TASK REQUIREMENTS =>
From the material below, list every line containing "JSON".

GIVEN RECORDS =>
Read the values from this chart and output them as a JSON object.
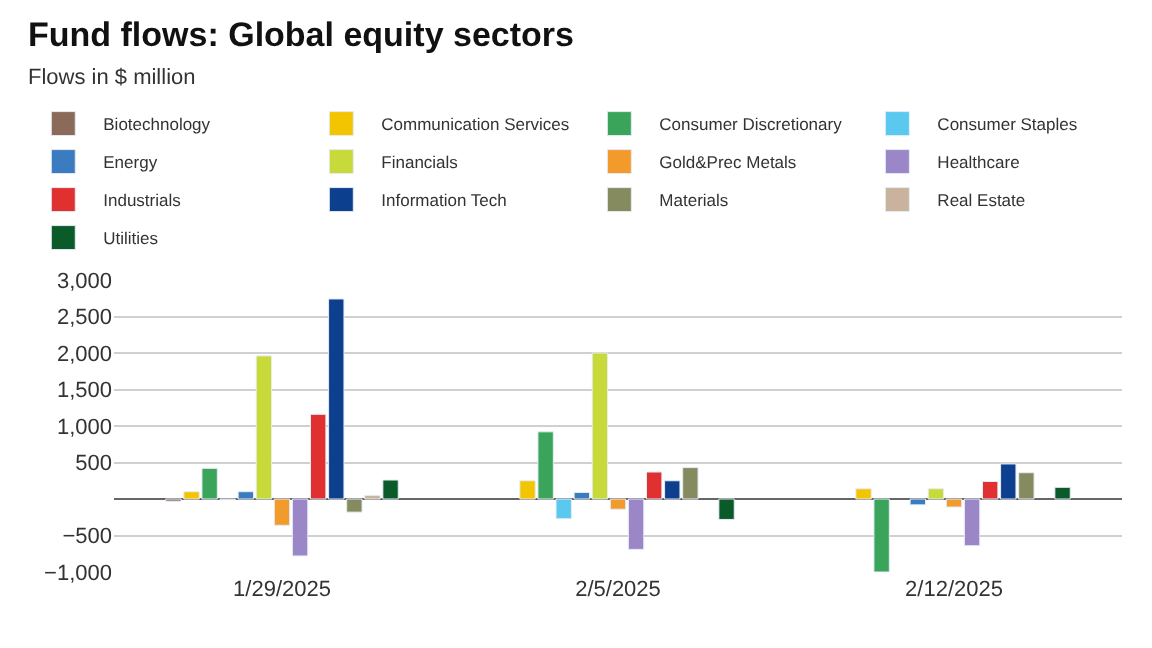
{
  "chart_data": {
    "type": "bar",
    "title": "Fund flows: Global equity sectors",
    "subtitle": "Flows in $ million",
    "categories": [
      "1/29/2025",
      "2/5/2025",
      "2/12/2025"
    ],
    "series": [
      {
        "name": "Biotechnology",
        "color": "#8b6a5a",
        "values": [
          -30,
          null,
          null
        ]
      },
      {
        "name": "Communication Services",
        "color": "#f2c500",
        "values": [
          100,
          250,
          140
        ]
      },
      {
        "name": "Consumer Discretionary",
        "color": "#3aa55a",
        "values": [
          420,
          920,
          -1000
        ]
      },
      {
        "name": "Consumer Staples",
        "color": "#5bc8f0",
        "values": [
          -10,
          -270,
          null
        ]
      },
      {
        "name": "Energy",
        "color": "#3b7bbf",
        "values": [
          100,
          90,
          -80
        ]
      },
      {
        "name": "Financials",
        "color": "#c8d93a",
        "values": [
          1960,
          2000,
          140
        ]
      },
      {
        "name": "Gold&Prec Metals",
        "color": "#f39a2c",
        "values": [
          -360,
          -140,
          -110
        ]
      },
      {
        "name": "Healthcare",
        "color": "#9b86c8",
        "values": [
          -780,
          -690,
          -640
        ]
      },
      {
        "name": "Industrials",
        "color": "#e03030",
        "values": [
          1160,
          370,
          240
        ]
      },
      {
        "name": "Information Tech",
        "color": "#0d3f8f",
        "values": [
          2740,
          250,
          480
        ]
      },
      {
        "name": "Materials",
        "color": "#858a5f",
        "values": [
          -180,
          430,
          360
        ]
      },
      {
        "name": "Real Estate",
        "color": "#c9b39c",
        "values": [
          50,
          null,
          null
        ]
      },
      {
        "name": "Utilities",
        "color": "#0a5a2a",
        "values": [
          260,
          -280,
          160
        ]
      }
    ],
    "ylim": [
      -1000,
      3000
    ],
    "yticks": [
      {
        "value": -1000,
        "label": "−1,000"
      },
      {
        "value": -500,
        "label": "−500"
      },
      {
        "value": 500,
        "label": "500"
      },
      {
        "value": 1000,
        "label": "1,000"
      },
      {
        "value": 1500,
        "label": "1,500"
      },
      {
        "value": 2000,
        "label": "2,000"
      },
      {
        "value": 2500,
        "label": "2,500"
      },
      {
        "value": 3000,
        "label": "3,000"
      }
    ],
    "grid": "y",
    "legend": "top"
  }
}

...

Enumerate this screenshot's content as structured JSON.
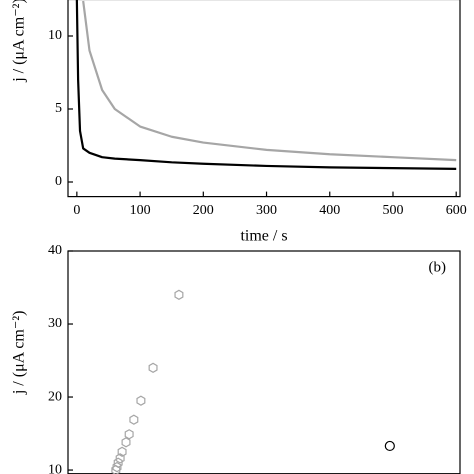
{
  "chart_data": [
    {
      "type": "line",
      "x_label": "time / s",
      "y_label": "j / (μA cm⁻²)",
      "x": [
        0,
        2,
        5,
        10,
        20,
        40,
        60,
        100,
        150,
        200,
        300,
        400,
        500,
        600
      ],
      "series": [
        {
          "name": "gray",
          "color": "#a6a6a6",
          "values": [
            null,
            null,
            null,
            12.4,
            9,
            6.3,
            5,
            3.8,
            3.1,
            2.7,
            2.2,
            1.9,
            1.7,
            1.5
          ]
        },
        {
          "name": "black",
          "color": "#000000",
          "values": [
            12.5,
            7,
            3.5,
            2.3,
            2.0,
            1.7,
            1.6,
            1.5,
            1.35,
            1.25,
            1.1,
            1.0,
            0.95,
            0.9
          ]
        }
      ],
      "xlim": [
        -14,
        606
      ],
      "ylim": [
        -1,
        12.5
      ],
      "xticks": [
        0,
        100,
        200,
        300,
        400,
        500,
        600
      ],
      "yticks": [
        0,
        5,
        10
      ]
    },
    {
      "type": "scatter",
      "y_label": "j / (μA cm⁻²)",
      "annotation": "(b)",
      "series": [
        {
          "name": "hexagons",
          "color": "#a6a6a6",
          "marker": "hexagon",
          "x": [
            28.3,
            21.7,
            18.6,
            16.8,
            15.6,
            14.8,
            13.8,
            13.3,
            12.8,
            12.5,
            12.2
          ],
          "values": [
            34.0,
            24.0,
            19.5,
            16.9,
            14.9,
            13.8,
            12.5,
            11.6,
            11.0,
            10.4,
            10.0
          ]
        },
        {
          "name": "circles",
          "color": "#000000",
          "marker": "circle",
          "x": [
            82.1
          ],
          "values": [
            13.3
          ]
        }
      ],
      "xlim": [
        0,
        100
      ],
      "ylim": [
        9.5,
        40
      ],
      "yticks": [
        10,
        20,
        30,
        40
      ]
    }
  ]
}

FINAL RESULT =>
Read the values from this chart and output them as a JSON object.
Enumerate this screenshot's content as structured JSON.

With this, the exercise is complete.